### WHAT IS BEING ASKED:
Copy each line of the material below that includes the string "ylabel".

### THE RECORDS:

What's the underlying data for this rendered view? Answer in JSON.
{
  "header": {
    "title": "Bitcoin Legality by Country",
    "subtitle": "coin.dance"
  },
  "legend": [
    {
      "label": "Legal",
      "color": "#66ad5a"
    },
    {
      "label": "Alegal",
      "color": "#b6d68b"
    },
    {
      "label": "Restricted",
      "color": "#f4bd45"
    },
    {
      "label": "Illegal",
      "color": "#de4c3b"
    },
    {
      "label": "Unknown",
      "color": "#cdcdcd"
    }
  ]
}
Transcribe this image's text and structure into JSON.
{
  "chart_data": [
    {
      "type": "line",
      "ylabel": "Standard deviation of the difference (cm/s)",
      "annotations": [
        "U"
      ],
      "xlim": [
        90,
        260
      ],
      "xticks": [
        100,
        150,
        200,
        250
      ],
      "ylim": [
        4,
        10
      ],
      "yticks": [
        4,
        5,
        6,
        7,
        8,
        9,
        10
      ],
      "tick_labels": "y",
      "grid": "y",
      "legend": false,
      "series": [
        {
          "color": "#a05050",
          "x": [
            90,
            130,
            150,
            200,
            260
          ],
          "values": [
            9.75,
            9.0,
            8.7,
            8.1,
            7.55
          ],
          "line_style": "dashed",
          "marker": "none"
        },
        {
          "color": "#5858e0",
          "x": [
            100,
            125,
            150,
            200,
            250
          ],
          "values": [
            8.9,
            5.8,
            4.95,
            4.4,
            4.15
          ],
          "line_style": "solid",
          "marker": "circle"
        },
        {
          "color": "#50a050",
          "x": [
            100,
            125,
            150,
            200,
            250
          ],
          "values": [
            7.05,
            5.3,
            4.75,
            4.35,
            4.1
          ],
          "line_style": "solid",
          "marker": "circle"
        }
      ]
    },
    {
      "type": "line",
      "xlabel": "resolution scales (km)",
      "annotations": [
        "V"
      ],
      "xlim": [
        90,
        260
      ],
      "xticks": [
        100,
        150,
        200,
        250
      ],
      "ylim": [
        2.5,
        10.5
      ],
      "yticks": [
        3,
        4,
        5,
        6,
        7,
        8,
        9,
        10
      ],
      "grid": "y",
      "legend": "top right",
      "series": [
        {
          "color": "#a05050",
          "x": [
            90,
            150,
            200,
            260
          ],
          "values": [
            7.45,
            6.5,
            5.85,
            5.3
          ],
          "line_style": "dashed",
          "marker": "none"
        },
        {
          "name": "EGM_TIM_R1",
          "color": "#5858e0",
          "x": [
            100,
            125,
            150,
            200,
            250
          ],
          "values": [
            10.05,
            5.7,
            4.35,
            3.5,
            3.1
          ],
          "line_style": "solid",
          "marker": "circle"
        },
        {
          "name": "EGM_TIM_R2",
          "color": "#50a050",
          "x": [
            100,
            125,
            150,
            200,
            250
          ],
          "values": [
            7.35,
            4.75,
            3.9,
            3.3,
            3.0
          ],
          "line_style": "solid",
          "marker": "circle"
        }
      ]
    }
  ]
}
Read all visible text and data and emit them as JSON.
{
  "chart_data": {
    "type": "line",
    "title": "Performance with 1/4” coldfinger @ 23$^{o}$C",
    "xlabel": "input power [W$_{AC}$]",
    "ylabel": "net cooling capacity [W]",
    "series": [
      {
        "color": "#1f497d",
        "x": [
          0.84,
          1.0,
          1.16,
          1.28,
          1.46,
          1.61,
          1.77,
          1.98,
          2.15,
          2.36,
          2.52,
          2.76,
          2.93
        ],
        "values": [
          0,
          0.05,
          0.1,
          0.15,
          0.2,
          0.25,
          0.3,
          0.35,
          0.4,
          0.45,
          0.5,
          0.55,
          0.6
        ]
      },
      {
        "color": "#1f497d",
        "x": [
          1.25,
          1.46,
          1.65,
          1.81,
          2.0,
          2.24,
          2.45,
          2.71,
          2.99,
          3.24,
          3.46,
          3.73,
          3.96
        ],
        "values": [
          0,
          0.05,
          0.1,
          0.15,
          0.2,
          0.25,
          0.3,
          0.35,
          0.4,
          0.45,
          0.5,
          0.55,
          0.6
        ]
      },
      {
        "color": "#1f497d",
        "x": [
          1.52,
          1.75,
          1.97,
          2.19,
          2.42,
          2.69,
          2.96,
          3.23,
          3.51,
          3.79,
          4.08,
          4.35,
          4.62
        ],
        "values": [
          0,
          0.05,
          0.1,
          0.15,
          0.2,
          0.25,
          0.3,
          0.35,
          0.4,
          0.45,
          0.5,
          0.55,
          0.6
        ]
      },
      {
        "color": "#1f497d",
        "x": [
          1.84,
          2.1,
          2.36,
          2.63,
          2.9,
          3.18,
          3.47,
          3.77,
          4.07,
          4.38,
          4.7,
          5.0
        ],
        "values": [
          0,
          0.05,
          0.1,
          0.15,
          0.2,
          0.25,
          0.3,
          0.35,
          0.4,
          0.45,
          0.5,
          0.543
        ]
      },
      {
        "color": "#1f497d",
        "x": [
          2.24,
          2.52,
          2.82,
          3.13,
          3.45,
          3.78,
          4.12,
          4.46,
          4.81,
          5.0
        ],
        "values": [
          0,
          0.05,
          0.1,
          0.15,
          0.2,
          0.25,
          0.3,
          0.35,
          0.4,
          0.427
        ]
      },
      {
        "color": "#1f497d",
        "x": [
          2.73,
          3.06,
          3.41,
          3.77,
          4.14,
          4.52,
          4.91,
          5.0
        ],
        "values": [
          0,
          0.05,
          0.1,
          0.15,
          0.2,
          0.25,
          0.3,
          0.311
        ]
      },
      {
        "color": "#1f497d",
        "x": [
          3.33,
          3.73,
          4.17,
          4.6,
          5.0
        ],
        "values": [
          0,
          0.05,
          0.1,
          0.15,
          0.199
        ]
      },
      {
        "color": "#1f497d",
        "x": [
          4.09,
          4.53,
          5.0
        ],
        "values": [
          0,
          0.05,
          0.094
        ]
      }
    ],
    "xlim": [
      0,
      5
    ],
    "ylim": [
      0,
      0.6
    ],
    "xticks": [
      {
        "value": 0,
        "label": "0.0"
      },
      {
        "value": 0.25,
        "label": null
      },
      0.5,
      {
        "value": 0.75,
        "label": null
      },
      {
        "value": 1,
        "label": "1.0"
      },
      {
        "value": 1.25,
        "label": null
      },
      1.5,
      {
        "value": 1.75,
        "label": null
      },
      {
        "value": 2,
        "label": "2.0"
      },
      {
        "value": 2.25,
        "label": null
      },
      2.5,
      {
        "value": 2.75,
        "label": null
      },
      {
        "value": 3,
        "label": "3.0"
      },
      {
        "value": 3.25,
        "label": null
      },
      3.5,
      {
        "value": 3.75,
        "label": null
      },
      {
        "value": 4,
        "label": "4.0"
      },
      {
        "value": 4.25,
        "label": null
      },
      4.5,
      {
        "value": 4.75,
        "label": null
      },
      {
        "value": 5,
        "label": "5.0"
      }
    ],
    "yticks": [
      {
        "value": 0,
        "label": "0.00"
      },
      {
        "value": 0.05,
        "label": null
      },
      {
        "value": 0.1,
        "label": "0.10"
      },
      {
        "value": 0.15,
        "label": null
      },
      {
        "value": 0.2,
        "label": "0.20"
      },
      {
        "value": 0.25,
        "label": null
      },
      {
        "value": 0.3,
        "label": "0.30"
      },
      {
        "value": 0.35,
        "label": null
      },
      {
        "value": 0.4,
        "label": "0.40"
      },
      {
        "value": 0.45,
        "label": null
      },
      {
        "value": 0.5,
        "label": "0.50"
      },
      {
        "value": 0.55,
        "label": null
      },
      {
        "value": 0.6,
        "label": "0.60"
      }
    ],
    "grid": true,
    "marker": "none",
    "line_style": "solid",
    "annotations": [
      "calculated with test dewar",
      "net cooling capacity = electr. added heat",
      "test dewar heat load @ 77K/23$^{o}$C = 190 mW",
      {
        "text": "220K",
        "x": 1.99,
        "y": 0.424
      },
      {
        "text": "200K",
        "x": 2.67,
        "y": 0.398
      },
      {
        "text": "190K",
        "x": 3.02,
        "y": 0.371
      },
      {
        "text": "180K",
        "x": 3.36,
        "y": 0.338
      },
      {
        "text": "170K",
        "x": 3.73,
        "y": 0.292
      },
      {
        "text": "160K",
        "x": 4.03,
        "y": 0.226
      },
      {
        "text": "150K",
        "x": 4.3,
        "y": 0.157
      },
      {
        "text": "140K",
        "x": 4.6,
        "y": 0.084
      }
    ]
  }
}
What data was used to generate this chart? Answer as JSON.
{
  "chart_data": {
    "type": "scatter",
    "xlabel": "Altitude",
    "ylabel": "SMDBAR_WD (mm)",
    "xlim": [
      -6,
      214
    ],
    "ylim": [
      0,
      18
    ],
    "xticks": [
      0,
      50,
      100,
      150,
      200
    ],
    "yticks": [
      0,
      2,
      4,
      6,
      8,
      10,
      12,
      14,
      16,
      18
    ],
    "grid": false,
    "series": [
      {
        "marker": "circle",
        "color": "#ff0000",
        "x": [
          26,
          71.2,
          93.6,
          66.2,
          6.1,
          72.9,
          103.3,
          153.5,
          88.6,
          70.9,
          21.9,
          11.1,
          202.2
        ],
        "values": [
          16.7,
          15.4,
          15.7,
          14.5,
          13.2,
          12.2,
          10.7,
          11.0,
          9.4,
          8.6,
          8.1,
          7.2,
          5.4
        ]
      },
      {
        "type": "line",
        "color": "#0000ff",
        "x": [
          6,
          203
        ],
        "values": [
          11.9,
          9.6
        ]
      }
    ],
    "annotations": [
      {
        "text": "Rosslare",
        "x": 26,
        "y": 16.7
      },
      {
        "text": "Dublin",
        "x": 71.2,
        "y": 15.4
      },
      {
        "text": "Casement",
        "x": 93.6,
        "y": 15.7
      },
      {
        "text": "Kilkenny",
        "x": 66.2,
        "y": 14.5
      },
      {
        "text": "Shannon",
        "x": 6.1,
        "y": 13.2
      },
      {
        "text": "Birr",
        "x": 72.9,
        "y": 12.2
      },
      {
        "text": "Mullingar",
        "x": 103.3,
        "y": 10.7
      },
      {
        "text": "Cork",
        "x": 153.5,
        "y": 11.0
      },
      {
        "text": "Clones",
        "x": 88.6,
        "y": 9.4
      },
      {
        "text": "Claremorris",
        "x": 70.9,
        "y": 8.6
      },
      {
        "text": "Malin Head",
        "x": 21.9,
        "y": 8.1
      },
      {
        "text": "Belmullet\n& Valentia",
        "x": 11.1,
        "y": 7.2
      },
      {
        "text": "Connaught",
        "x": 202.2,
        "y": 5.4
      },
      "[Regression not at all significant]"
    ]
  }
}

### OUTPUT FOR THIS EXERCISE:
      "ylabel": "Standard deviation of the difference (cm/s)",
    "ylabel": "net cooling capacity [W]",
    "ylabel": "SMDBAR_WD (mm)",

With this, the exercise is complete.